• [WHAT IS NEEDED] Report, word for word, every line of the material that contains "السيسي".

• [PROVIDED DATA]

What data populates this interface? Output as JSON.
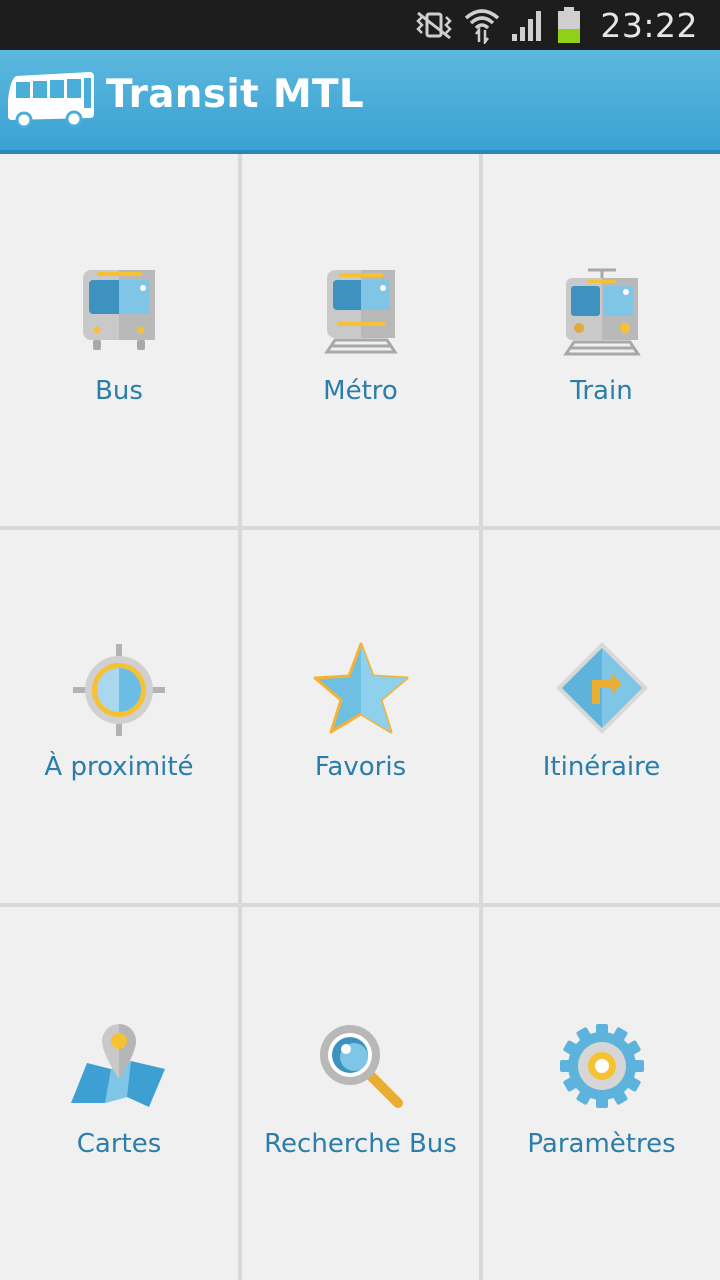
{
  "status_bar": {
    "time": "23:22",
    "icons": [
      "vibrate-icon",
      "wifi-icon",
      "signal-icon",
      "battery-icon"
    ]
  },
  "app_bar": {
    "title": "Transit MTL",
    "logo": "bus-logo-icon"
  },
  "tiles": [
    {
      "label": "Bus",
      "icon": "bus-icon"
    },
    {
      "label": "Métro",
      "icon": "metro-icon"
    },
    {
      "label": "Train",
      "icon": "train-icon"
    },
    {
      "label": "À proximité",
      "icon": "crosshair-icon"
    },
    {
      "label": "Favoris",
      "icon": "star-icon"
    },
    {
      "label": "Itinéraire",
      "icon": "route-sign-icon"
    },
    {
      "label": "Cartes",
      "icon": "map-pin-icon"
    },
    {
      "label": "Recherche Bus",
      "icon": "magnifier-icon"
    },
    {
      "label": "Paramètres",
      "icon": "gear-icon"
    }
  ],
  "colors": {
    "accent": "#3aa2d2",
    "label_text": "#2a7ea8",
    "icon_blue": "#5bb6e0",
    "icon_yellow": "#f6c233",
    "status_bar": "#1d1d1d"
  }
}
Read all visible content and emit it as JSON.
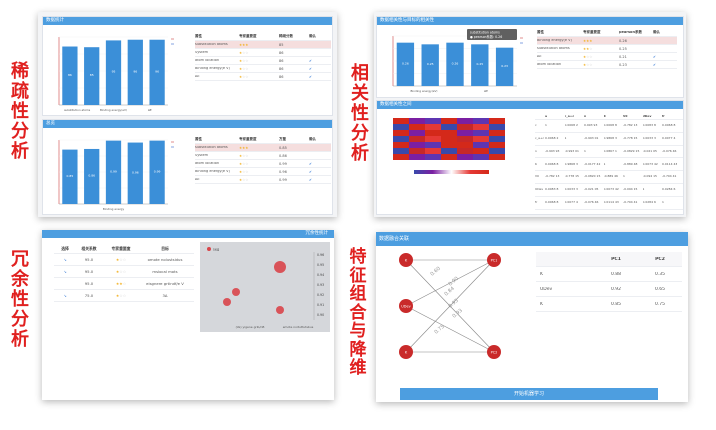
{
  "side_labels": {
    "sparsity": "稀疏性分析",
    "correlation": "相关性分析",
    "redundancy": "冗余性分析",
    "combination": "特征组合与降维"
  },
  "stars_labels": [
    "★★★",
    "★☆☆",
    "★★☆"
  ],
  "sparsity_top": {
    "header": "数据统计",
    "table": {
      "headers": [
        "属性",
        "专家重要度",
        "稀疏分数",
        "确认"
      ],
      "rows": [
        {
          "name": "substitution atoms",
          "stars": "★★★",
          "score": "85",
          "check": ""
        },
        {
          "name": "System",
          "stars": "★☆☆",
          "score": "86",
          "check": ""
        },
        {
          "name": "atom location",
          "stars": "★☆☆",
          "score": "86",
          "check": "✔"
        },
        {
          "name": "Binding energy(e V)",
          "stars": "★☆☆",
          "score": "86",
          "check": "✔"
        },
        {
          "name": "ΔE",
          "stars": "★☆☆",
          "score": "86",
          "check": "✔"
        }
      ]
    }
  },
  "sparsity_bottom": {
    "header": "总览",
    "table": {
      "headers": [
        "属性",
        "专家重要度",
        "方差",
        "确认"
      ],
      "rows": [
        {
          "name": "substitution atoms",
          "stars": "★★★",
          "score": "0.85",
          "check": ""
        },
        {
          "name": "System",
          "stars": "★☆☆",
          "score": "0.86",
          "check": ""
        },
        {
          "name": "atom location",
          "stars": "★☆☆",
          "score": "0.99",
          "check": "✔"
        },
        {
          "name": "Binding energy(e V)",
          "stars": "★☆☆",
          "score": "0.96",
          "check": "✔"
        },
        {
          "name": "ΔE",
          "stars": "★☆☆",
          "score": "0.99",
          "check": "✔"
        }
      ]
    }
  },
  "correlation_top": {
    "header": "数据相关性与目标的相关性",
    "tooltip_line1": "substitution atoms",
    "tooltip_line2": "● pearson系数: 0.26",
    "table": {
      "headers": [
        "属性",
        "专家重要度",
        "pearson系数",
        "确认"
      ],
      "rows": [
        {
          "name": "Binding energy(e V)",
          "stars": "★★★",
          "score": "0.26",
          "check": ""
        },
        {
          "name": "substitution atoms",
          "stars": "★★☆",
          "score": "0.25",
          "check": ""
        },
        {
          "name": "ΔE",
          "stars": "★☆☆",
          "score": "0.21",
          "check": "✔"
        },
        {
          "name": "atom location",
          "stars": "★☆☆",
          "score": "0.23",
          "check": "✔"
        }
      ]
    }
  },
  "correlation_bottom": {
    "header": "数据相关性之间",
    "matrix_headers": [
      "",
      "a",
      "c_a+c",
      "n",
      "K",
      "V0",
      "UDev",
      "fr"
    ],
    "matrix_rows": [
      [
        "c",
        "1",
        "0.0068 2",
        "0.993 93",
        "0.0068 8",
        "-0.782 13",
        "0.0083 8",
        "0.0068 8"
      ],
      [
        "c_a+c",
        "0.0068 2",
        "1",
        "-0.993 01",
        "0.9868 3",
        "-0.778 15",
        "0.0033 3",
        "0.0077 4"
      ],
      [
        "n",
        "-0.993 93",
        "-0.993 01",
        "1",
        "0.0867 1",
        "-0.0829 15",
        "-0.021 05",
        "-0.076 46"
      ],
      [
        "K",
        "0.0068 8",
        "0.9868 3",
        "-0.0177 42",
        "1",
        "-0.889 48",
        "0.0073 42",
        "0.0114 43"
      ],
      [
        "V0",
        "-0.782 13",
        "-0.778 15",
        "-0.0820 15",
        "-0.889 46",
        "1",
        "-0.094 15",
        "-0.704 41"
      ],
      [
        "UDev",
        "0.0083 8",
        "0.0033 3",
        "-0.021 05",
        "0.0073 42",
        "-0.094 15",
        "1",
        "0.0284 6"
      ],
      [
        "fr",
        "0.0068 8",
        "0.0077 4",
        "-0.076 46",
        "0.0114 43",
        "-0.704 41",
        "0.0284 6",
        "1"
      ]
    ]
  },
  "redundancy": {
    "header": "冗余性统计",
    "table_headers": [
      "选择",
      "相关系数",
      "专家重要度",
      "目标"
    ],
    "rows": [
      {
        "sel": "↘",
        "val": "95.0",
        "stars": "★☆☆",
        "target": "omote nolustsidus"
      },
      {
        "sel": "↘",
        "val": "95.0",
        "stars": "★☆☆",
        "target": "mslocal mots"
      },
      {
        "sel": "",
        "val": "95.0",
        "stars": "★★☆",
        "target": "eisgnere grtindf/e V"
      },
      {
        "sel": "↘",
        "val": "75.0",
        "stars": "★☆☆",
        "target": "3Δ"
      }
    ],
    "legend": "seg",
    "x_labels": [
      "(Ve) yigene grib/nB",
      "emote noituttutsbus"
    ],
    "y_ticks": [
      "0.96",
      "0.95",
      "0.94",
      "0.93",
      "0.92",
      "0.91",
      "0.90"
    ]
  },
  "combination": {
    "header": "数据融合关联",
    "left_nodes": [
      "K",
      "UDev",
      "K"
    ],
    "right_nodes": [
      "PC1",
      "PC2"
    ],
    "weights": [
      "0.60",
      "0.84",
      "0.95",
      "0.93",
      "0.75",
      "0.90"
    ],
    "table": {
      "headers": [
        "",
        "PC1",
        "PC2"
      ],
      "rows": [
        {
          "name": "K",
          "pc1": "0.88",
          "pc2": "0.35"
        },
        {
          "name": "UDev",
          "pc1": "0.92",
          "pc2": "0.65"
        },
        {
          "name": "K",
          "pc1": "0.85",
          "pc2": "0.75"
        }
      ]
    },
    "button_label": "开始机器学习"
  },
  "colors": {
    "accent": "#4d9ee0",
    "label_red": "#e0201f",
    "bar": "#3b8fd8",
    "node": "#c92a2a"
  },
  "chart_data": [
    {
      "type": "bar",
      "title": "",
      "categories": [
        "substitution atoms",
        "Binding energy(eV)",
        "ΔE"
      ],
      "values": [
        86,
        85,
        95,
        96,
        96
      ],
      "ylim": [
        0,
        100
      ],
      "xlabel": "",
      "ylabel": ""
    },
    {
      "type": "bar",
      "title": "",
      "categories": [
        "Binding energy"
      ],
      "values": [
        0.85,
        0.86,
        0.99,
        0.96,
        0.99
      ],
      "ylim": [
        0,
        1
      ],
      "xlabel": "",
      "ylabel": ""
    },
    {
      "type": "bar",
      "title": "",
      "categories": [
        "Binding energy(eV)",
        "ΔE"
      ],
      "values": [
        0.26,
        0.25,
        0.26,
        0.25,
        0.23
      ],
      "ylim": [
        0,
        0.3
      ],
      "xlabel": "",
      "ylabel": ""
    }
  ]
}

==

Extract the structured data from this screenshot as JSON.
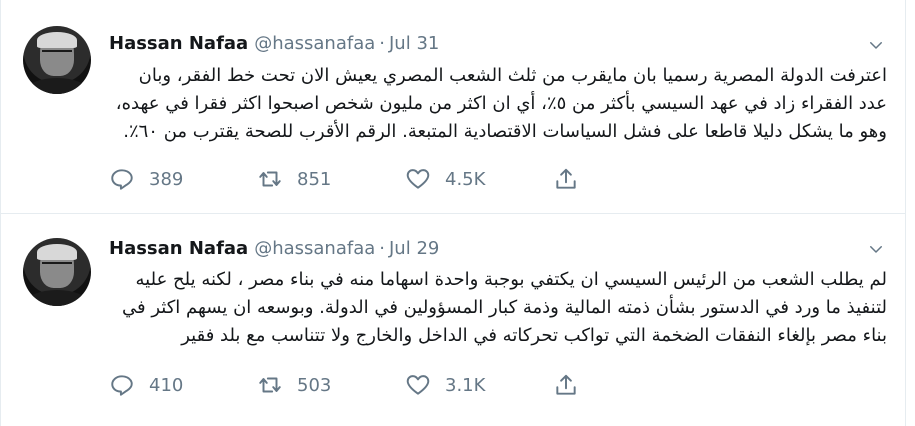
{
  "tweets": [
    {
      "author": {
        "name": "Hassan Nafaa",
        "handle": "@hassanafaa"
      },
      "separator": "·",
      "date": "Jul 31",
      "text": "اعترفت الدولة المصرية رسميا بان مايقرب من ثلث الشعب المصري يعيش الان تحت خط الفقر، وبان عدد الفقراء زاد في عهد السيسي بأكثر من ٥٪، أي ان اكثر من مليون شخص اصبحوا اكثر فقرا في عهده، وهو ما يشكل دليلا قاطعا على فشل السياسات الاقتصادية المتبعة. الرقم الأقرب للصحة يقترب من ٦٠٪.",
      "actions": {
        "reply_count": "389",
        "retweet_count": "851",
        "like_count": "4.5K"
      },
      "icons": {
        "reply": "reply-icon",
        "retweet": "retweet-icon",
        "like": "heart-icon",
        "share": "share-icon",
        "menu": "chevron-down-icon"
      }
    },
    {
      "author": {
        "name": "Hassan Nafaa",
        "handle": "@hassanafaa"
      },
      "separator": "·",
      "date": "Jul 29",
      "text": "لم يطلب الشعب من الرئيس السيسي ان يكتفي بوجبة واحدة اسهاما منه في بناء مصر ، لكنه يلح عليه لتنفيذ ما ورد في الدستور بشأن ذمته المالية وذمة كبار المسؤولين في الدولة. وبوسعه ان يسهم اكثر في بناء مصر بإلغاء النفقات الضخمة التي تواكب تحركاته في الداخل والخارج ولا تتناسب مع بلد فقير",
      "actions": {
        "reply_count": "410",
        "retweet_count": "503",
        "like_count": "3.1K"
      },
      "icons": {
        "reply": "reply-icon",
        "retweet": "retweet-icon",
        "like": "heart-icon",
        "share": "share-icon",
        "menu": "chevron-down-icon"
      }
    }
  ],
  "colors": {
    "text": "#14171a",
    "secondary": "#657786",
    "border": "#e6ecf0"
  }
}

* * *

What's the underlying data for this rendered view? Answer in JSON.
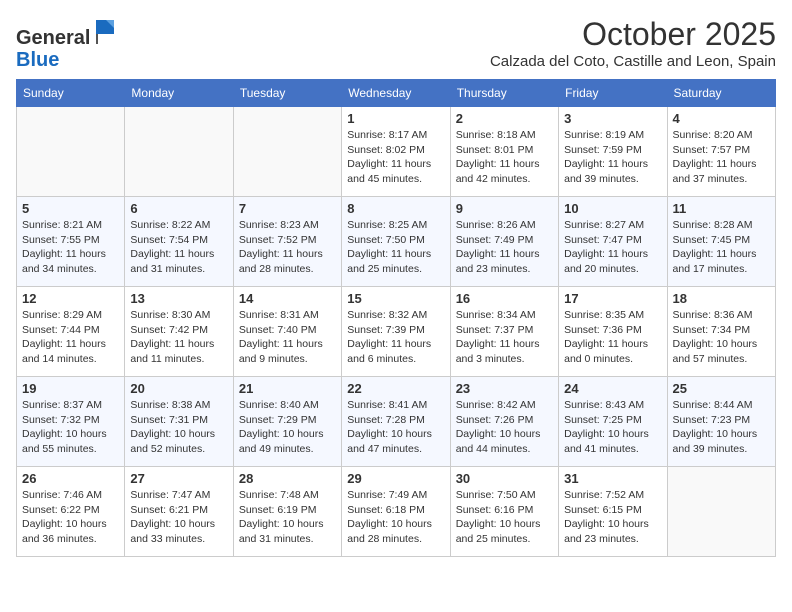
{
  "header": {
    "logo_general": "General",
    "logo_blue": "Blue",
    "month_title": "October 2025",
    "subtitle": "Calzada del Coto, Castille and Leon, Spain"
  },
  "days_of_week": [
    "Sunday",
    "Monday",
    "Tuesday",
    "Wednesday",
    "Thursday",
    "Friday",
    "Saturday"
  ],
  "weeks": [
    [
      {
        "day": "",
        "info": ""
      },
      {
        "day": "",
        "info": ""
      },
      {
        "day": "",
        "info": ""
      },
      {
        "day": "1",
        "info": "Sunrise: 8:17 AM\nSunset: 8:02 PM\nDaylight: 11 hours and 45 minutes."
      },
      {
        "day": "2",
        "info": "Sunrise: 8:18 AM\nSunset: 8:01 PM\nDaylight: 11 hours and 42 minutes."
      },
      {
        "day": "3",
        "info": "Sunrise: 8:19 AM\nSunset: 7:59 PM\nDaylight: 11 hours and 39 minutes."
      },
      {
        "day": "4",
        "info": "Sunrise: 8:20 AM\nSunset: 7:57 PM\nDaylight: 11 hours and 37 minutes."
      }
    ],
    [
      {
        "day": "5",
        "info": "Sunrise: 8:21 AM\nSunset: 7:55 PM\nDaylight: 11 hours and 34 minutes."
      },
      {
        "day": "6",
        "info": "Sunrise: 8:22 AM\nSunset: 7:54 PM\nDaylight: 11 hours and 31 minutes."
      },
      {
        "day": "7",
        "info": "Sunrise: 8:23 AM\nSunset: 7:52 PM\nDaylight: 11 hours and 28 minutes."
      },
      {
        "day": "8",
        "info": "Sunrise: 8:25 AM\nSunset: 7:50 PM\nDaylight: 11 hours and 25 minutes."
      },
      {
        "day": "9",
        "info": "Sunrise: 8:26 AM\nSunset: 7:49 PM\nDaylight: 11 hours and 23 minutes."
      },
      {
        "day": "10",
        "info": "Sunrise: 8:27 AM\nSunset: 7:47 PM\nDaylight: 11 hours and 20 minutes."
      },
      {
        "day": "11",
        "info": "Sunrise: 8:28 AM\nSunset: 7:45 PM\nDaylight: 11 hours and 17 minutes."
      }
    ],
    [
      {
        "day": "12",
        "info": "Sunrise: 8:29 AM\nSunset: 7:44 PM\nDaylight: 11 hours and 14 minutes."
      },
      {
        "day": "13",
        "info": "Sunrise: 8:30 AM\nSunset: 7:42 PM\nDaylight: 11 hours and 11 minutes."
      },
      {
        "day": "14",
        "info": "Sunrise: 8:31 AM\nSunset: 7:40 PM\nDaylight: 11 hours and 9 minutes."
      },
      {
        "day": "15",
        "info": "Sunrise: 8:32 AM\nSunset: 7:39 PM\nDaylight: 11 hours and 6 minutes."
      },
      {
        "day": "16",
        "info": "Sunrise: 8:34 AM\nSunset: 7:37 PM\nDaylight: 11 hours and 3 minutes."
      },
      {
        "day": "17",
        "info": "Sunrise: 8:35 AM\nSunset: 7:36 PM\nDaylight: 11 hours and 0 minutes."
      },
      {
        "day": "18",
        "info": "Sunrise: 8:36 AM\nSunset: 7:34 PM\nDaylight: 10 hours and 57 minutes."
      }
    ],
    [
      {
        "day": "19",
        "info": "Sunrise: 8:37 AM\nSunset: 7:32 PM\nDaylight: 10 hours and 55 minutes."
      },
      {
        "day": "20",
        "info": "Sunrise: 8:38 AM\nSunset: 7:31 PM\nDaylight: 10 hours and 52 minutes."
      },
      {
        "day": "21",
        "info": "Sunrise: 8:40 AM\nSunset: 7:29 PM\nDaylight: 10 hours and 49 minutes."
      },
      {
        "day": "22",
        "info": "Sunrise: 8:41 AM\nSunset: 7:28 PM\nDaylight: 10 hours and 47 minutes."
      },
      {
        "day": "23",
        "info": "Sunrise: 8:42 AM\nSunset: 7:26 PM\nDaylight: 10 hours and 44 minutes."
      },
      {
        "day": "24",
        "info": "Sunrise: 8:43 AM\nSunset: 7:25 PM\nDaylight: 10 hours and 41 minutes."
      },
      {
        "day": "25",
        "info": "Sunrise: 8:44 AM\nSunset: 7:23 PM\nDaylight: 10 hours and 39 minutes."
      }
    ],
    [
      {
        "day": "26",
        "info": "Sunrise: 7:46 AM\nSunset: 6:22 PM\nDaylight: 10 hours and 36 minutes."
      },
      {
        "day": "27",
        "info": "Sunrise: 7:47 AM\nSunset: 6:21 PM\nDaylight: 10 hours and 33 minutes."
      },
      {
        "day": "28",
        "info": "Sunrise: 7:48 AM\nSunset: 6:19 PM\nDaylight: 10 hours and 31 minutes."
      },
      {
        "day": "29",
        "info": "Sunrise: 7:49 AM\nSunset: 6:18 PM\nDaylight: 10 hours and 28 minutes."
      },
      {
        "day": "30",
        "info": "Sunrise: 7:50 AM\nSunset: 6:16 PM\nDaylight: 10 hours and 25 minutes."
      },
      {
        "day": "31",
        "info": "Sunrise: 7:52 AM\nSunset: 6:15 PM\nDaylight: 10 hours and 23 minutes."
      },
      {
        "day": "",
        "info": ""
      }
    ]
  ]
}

• [RESULT OF THIS EXERCISE]
      "text": "اعترفت الدولة المصرية رسميا بان مايقرب من ثلث الشعب المصري يعيش الان تحت خط الفقر، وبان عدد الفقراء زاد في عهد السيسي بأكثر من ٥٪، أي ان اكثر من مليون شخص اصبحوا اكثر فقرا في عهده، وهو ما يشكل دليلا قاطعا على فشل السياسات الاقتصادية المتبعة. الرقم الأقرب للصحة يقترب من ٦٠٪.",
      "text": "لم يطلب الشعب من الرئيس السيسي ان يكتفي بوجبة واحدة اسهاما منه في بناء مصر ، لكنه يلح عليه لتنفيذ ما ورد في الدستور بشأن ذمته المالية وذمة كبار المسؤولين في الدولة. وبوسعه ان يسهم اكثر في بناء مصر بإلغاء النفقات الضخمة التي تواكب تحركاته في الداخل والخارج ولا تتناسب مع بلد فقير",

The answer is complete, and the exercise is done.